**Description of the task**:
Type out the data exactly as given. Skip any image.

╭─ Records provided

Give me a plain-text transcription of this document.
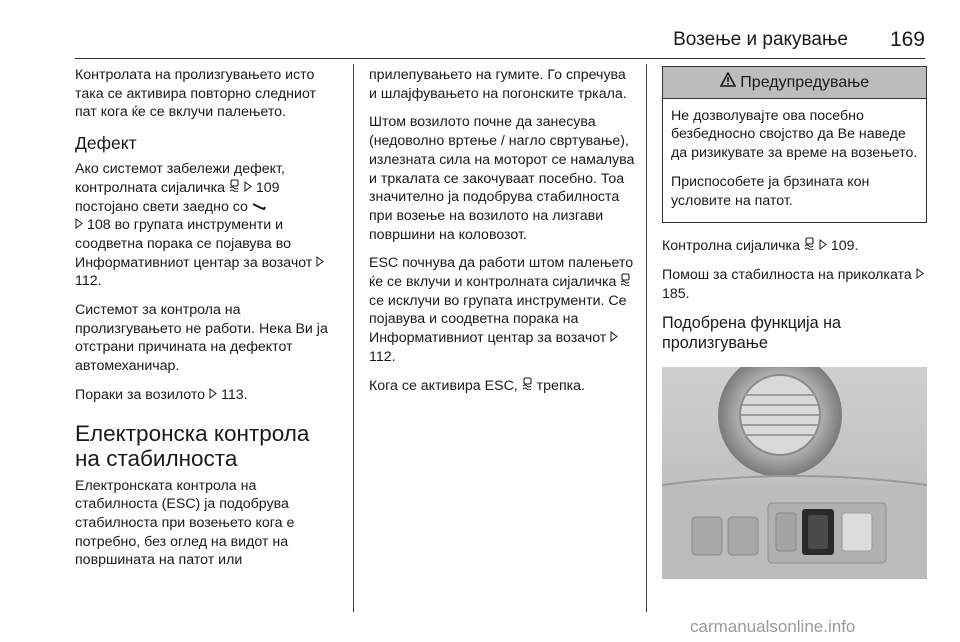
Возење и ракување 169

Контролата на пролизгувањето исто така се активира повторно следниот пат кога ќе се вклучи палењето.

Дефект

Ако системот забележи дефект, контролната сијаличка 109 постојано свети заедно со
108 во групата инструменти и соодветна порака се појавува во Информативниот центар за возачот  112.

Системот за контрола на пролизгувањето не работи. Нека Ви ја отстрани причината на дефектот автомеханичар.

Пораки за возилото 113.

Електронска контрола на стабилноста

Електронската контрола на стабилноста (ESC) ја подобрува стабилноста при возењето кога е потребно, без оглед на видот на површината на патот или

прилепувањето на гумите. Го спречува и шлајфувањето на погонските тркала.

Штом возилото почне да занесува (недоволно вртење / нагло свртување), излезната сила на моторот се намалува и тркалата се закочуваат посебно. Тоа значително ја подобрува стабилноста при возење на возилото на лизгави површини на коловозот.

ESC почнува да работи штом палењето ќе се вклучи и контролната сијаличка  се исклучи во групата инструменти. Се појавува и соодветна порака на Информативниот центар за возачот  112.

Кога се активира ESC, трепка.

Предупредување

Не дозволувајте ова посебно безбедносно својство да Ве наведе да ризикувате за време на возењето.

Приспособете ја брзината кон условите на патот.

Контролна сијаличка 109.

Помош за стабилноста на приколката  185.

Подобрена функција на пролизгување
carmanualsonline.info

╰─

**Output of the exercise**:
Give me a plain-text transcription of this document.
Возење и ракување 169

Контролата на пролизгувањето исто така се активира повторно следниот пат кога ќе се вклучи палењето.

Дефект

Ако системот забележи дефект, контролната сијаличка 109 постојано свети заедно со
108 во групата инструменти и соодветна порака се појавува во Информативниот центар за возачот  112.

Системот за контрола на пролизгувањето не работи. Нека Ви ја отстрани причината на дефектот автомеханичар.

Пораки за возилото 113.

Електронска контрола на стабилноста

Електронската контрола на стабилноста (ESC) ја подобрува стабилноста при возењето кога е потребно, без оглед на видот на површината на патот или

прилепувањето на гумите. Го спречува и шлајфувањето на погонските тркала.

Штом возилото почне да занесува (недоволно вртење / нагло свртување), излезната сила на моторот се намалува и тркалата се закочуваат посебно. Тоа значително ја подобрува стабилноста при возење на возилото на лизгави површини на коловозот.

ESC почнува да работи штом палењето ќе се вклучи и контролната сијаличка  се исклучи во групата инструменти. Се појавува и соодветна порака на Информативниот центар за возачот  112.

Кога се активира ESC, трепка.

Предупредување

Не дозволувајте ова посебно безбедносно својство да Ве наведе да ризикувате за време на возењето.

Приспособете ја брзината кон условите на патот.

Контролна сијаличка 109.

Помош за стабилноста на приколката  185.

Подобрена функција на пролизгување
carmanualsonline.info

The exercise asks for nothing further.